## START MATERIALS PROVIDED

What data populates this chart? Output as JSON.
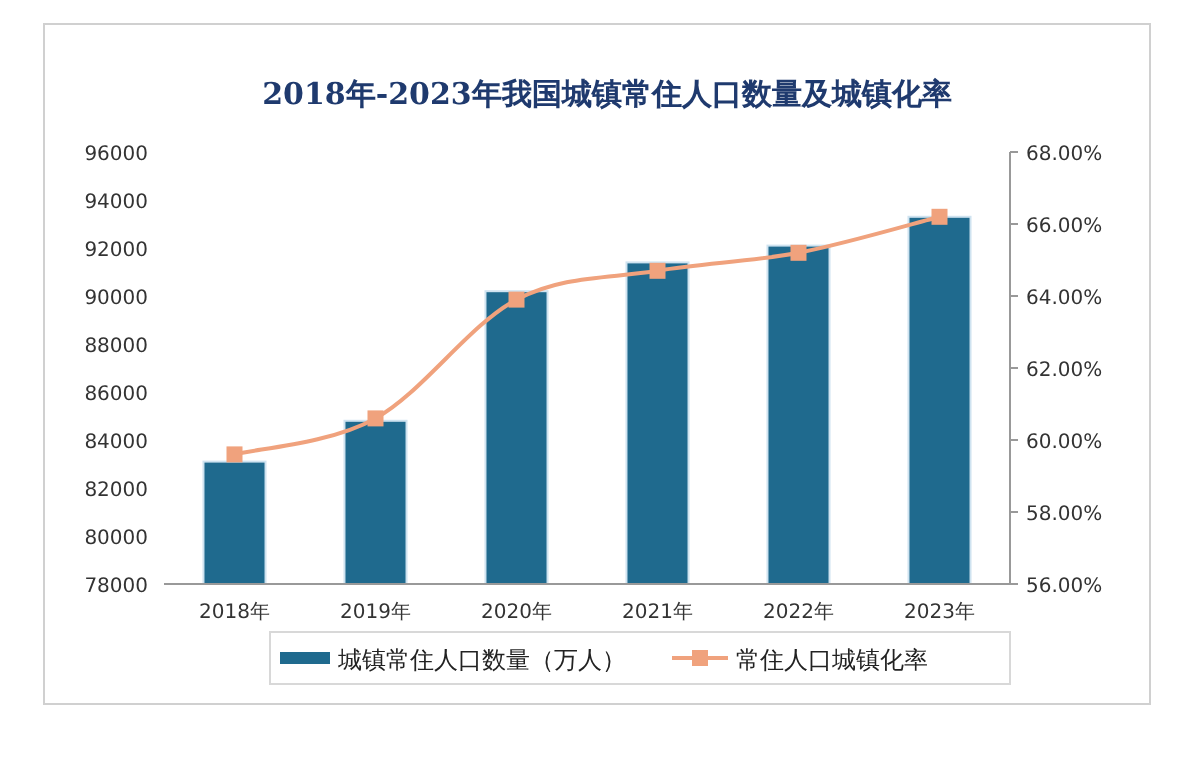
{
  "chart_data": {
    "type": "bar",
    "title": "2018年-2023年我国城镇常住人口数量及城镇化率",
    "categories": [
      "2018年",
      "2019年",
      "2020年",
      "2021年",
      "2022年",
      "2023年"
    ],
    "series": [
      {
        "name": "城镇常住人口数量（万人）",
        "color": "#1f6a8e",
        "values": [
          83100,
          84800,
          90200,
          91400,
          92100,
          93300
        ]
      },
      {
        "name": "常住人口城镇化率",
        "type": "line",
        "axis": "y2",
        "color": "#f0a27d",
        "values": [
          59.6,
          60.6,
          63.9,
          64.7,
          65.2,
          66.2
        ]
      }
    ],
    "ylim": [
      78000,
      96000
    ],
    "yticks": [
      78000,
      80000,
      82000,
      84000,
      86000,
      88000,
      90000,
      92000,
      94000,
      96000
    ],
    "y2lim": [
      56,
      68
    ],
    "y2ticks": [
      {
        "value": 56,
        "label": "56.00%"
      },
      {
        "value": 58,
        "label": "58.00%"
      },
      {
        "value": 60,
        "label": "60.00%"
      },
      {
        "value": 62,
        "label": "62.00%"
      },
      {
        "value": 64,
        "label": "64.00%"
      },
      {
        "value": 66,
        "label": "66.00%"
      },
      {
        "value": 68,
        "label": "68.00%"
      }
    ],
    "marker": "square",
    "grid": false,
    "legend": "bottom"
  }
}
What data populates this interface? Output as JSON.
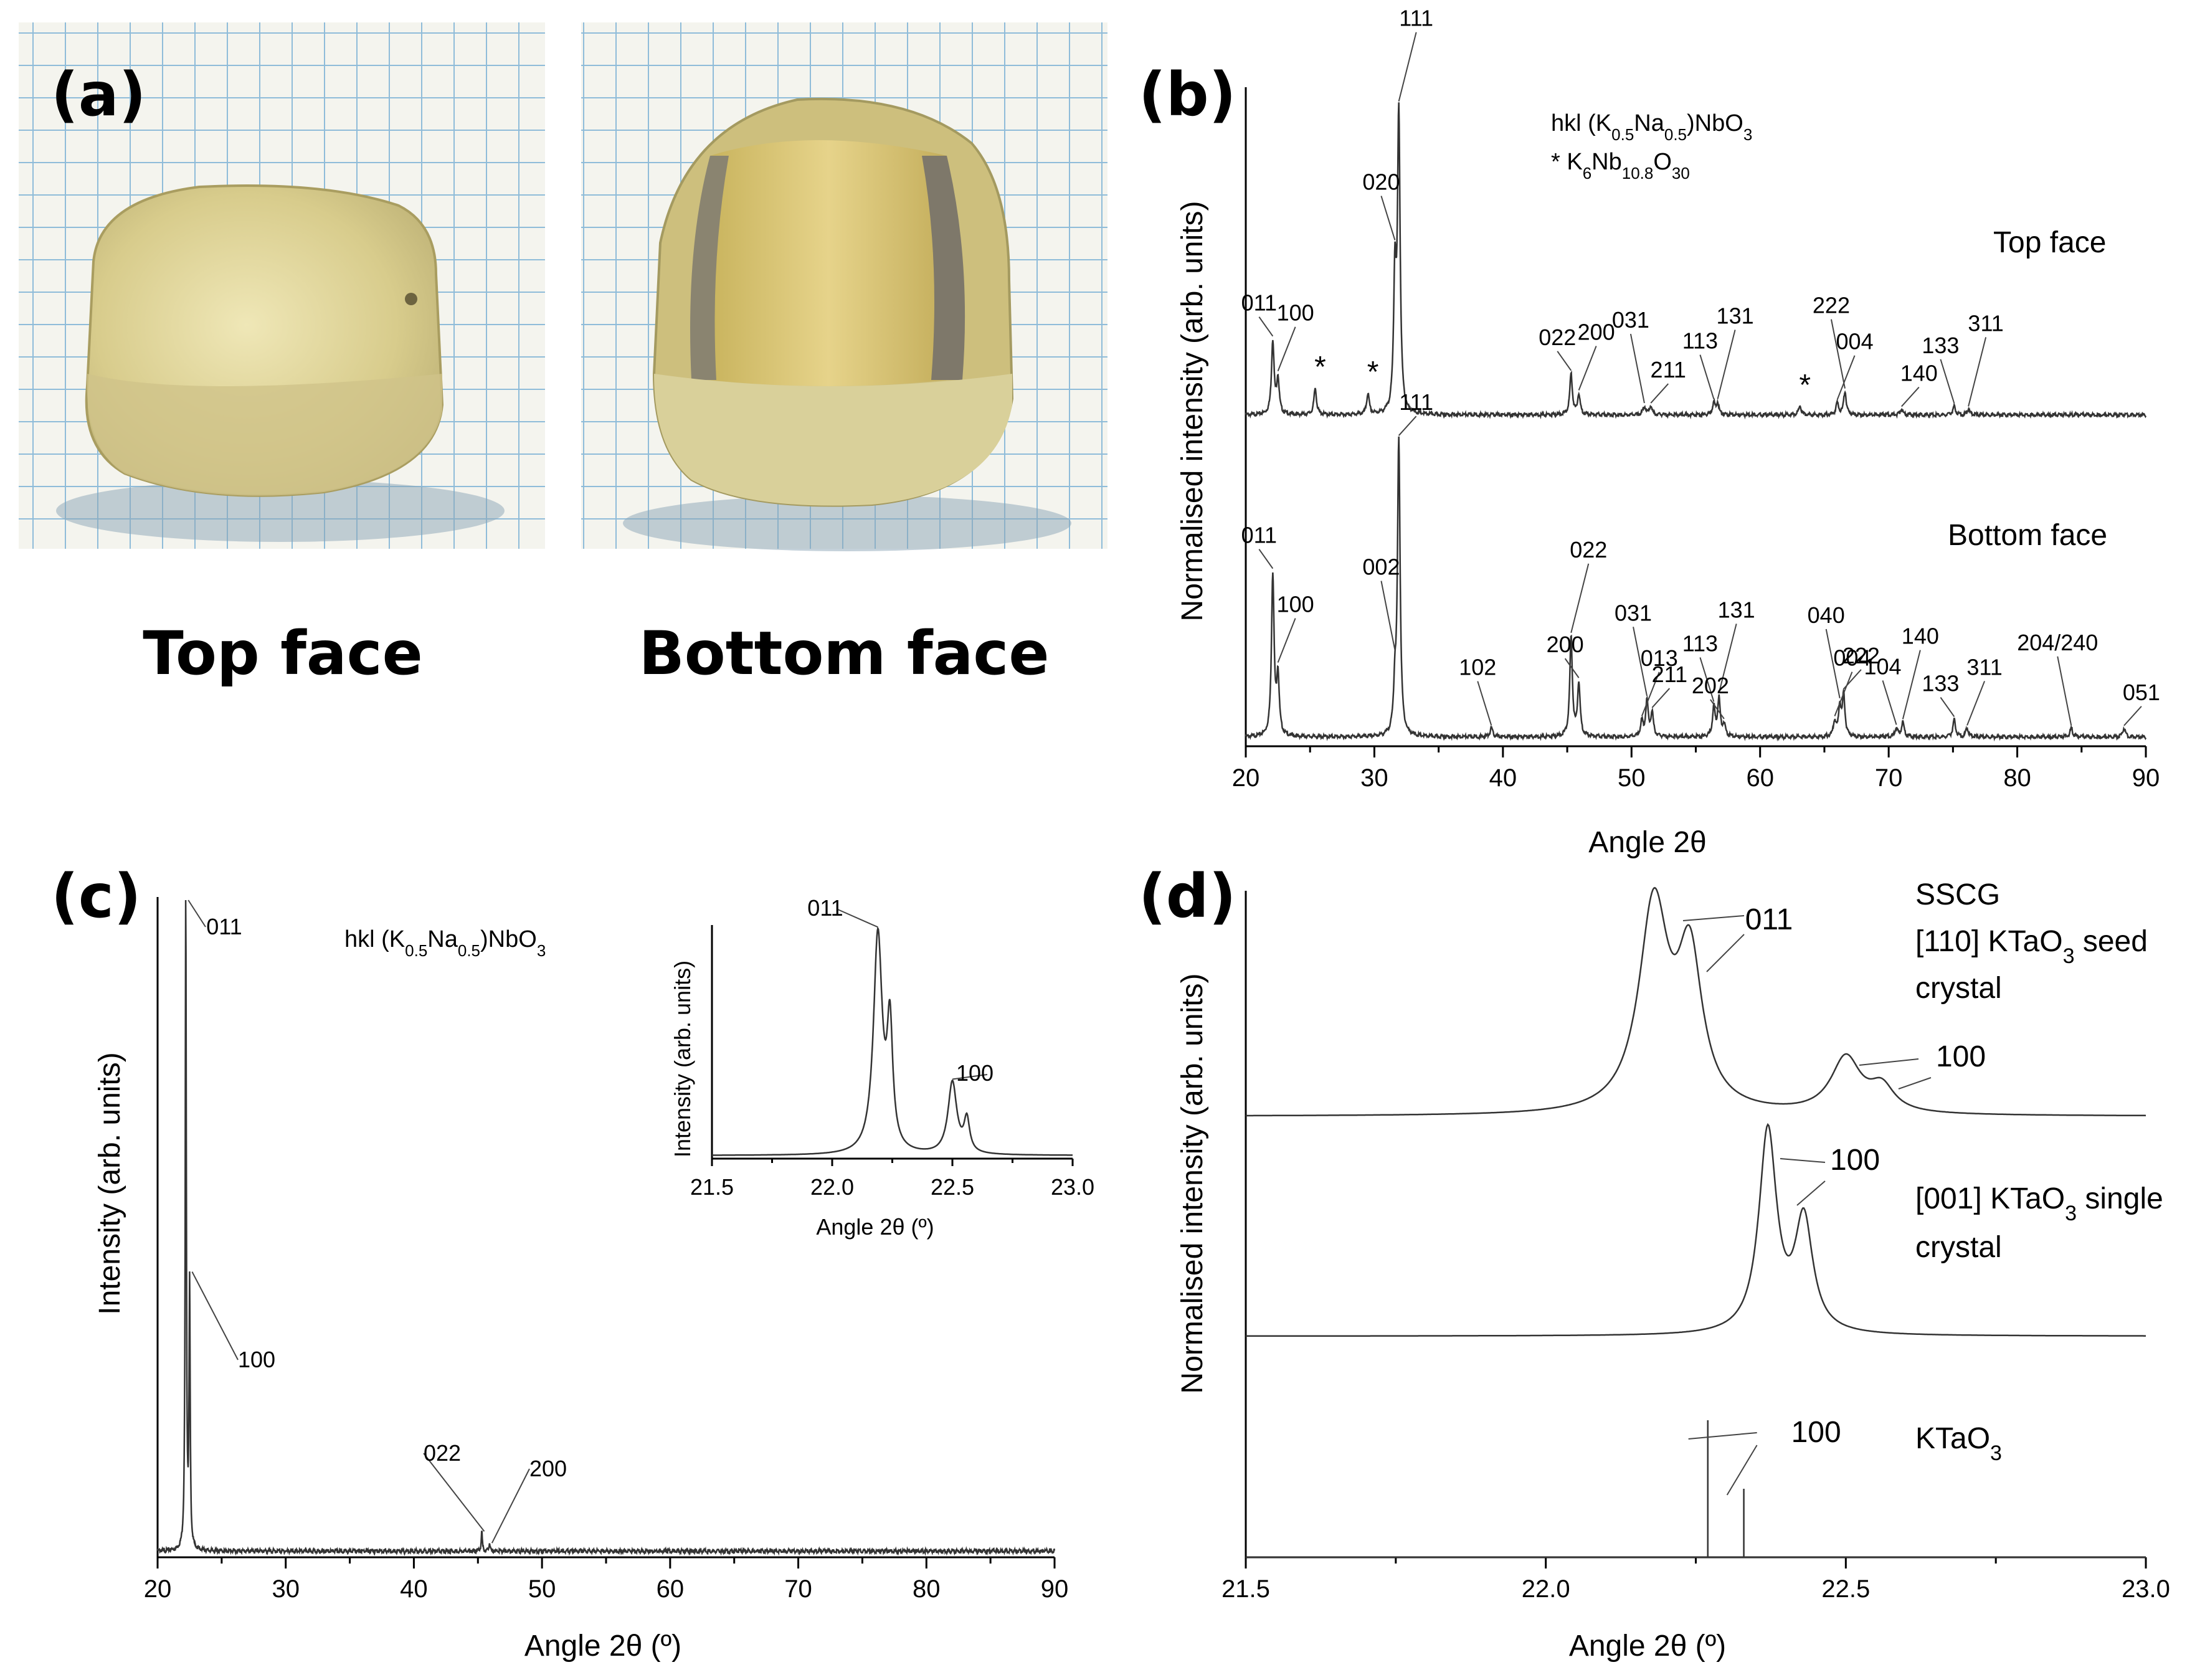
{
  "panels": {
    "a": {
      "label": "(a)",
      "captions": [
        "Top face",
        "Bottom face"
      ]
    },
    "b": {
      "label": "(b)"
    },
    "c": {
      "label": "(c)"
    },
    "d": {
      "label": "(d)"
    }
  },
  "chart_data": [
    {
      "id": "b",
      "type": "line",
      "xlabel": "Angle 2θ",
      "ylabel": "Normalised intensity (arb. units)",
      "xlim": [
        20,
        90
      ],
      "xticks": [
        "20",
        "30",
        "40",
        "50",
        "60",
        "70",
        "80",
        "90"
      ],
      "legend": [
        "hkl (K0.5Na0.5)NbO3",
        "* K6Nb10.8O30"
      ],
      "series": [
        {
          "name": "Top face",
          "peaks": [
            [
              22.1,
              0.25
            ],
            [
              22.5,
              0.12
            ],
            [
              25.4,
              0.09
            ],
            [
              29.5,
              0.07
            ],
            [
              31.6,
              0.45
            ],
            [
              31.9,
              1.0
            ],
            [
              45.3,
              0.14
            ],
            [
              45.9,
              0.07
            ],
            [
              51.0,
              0.03
            ],
            [
              51.5,
              0.03
            ],
            [
              56.4,
              0.04
            ],
            [
              56.7,
              0.04
            ],
            [
              63.1,
              0.03
            ],
            [
              66.0,
              0.04
            ],
            [
              66.6,
              0.08
            ],
            [
              71.0,
              0.02
            ],
            [
              75.1,
              0.03
            ],
            [
              76.2,
              0.02
            ]
          ],
          "labels": [
            {
              "text": "011",
              "x": 22.1
            },
            {
              "text": "100",
              "x": 22.5
            },
            {
              "text": "*",
              "x": 25.4
            },
            {
              "text": "*",
              "x": 29.5
            },
            {
              "text": "020",
              "x": 31.6
            },
            {
              "text": "111",
              "x": 31.9
            },
            {
              "text": "022",
              "x": 45.3
            },
            {
              "text": "200",
              "x": 45.9
            },
            {
              "text": "031",
              "x": 51.0
            },
            {
              "text": "211",
              "x": 51.5
            },
            {
              "text": "113",
              "x": 56.4
            },
            {
              "text": "131",
              "x": 56.7
            },
            {
              "text": "*",
              "x": 63.1
            },
            {
              "text": "004",
              "x": 66.0
            },
            {
              "text": "222",
              "x": 66.6
            },
            {
              "text": "140",
              "x": 71.0
            },
            {
              "text": "133",
              "x": 75.1
            },
            {
              "text": "311",
              "x": 76.2
            }
          ]
        },
        {
          "name": "Bottom face",
          "peaks": [
            [
              22.1,
              0.55
            ],
            [
              22.5,
              0.2
            ],
            [
              31.6,
              0.15
            ],
            [
              31.9,
              1.0
            ],
            [
              39.1,
              0.03
            ],
            [
              45.3,
              0.34
            ],
            [
              45.9,
              0.18
            ],
            [
              50.8,
              0.05
            ],
            [
              51.2,
              0.12
            ],
            [
              51.6,
              0.08
            ],
            [
              56.4,
              0.1
            ],
            [
              56.8,
              0.13
            ],
            [
              57.2,
              0.04
            ],
            [
              65.8,
              0.05
            ],
            [
              66.2,
              0.1
            ],
            [
              66.5,
              0.14
            ],
            [
              70.6,
              0.03
            ],
            [
              71.1,
              0.05
            ],
            [
              75.1,
              0.06
            ],
            [
              76.1,
              0.03
            ],
            [
              84.2,
              0.03
            ],
            [
              88.3,
              0.03
            ]
          ],
          "labels": [
            {
              "text": "011",
              "x": 22.1
            },
            {
              "text": "100",
              "x": 22.5
            },
            {
              "text": "002",
              "x": 31.6
            },
            {
              "text": "111",
              "x": 31.9
            },
            {
              "text": "102",
              "x": 39.1
            },
            {
              "text": "022",
              "x": 45.3
            },
            {
              "text": "200",
              "x": 45.9
            },
            {
              "text": "013",
              "x": 50.8
            },
            {
              "text": "031",
              "x": 51.2
            },
            {
              "text": "211",
              "x": 51.6
            },
            {
              "text": "113",
              "x": 56.4
            },
            {
              "text": "131",
              "x": 56.8
            },
            {
              "text": "202",
              "x": 57.2
            },
            {
              "text": "004",
              "x": 65.8
            },
            {
              "text": "040",
              "x": 66.2
            },
            {
              "text": "222",
              "x": 66.5
            },
            {
              "text": "104",
              "x": 70.6
            },
            {
              "text": "140",
              "x": 71.1
            },
            {
              "text": "133",
              "x": 75.1
            },
            {
              "text": "311",
              "x": 76.1
            },
            {
              "text": "204/240",
              "x": 84.2
            },
            {
              "text": "051",
              "x": 88.3
            }
          ]
        }
      ]
    },
    {
      "id": "c",
      "type": "line",
      "xlabel": "Angle 2θ (º)",
      "ylabel": "Intensity (arb. units)",
      "xlim": [
        20,
        90
      ],
      "xticks": [
        "20",
        "30",
        "40",
        "50",
        "60",
        "70",
        "80",
        "90"
      ],
      "legend": [
        "hkl (K0.5Na0.5)NbO3"
      ],
      "series": [
        {
          "peaks": [
            [
              22.2,
              1.0
            ],
            [
              22.5,
              0.4
            ],
            [
              45.3,
              0.03
            ],
            [
              45.9,
              0.012
            ]
          ],
          "labels": [
            {
              "text": "011",
              "x": 22.2
            },
            {
              "text": "100",
              "x": 22.5
            },
            {
              "text": "022",
              "x": 45.3
            },
            {
              "text": "200",
              "x": 45.9
            }
          ]
        }
      ],
      "inset": {
        "xlabel": "Angle 2θ (º)",
        "ylabel": "Intensity (arb. units)",
        "xlim": [
          21.5,
          23.0
        ],
        "xticks": [
          "21.5",
          "22.0",
          "22.5",
          "23.0"
        ],
        "peaks": [
          [
            22.19,
            1.0,
            0.022
          ],
          [
            22.24,
            0.55,
            0.014
          ],
          [
            22.5,
            0.33,
            0.022
          ],
          [
            22.56,
            0.15,
            0.014
          ]
        ],
        "labels": [
          {
            "text": "011",
            "x": 22.19
          },
          {
            "text": "100",
            "x": 22.5
          }
        ]
      }
    },
    {
      "id": "d",
      "type": "line",
      "xlabel": "Angle 2θ (º)",
      "ylabel": "Normalised intensity (arb. units)",
      "xlim": [
        21.5,
        23.0
      ],
      "xticks": [
        "21.5",
        "22.0",
        "22.5",
        "23.0"
      ],
      "series": [
        {
          "name": "SSCG [110] KTaO3 seed crystal",
          "peaks": [
            [
              22.18,
              1.0,
              0.03
            ],
            [
              22.24,
              0.72,
              0.025
            ],
            [
              22.5,
              0.27,
              0.03
            ],
            [
              22.56,
              0.12,
              0.025
            ]
          ],
          "labels": [
            {
              "text": "011",
              "x": 22.21
            },
            {
              "text": "100",
              "x": 22.53
            }
          ]
        },
        {
          "name": "[001] KTaO3 single crystal",
          "peaks": [
            [
              22.37,
              1.0,
              0.018
            ],
            [
              22.43,
              0.55,
              0.018
            ]
          ],
          "labels": [
            {
              "text": "100",
              "x": 22.4
            }
          ]
        },
        {
          "name": "KTaO3",
          "sticks": [
            [
              22.27,
              1.0
            ],
            [
              22.33,
              0.5
            ]
          ],
          "labels": [
            {
              "text": "100",
              "x": 22.3
            }
          ]
        }
      ]
    }
  ]
}
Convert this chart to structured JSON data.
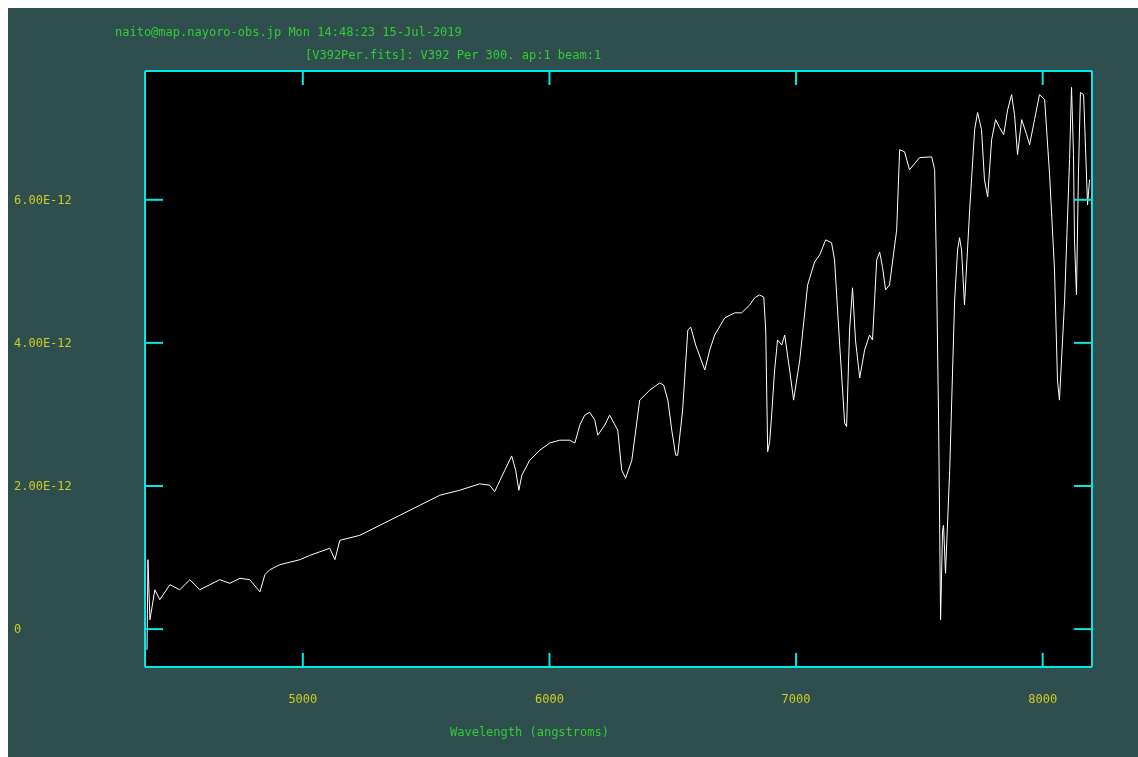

## END MATERIALS PROVIDED

WHAT YOU WILL DO ▸ Show the lines of the records that include the string "units".

COMPLETE RESPONSE ▸
      "ylabel": "Normalised intensity (arb. units)",
      "ylabel": "Intensity (arb. units)",
        "ylabel": "Intensity (arb. units)",
      "ylabel": "Normalised intensity (arb. units)",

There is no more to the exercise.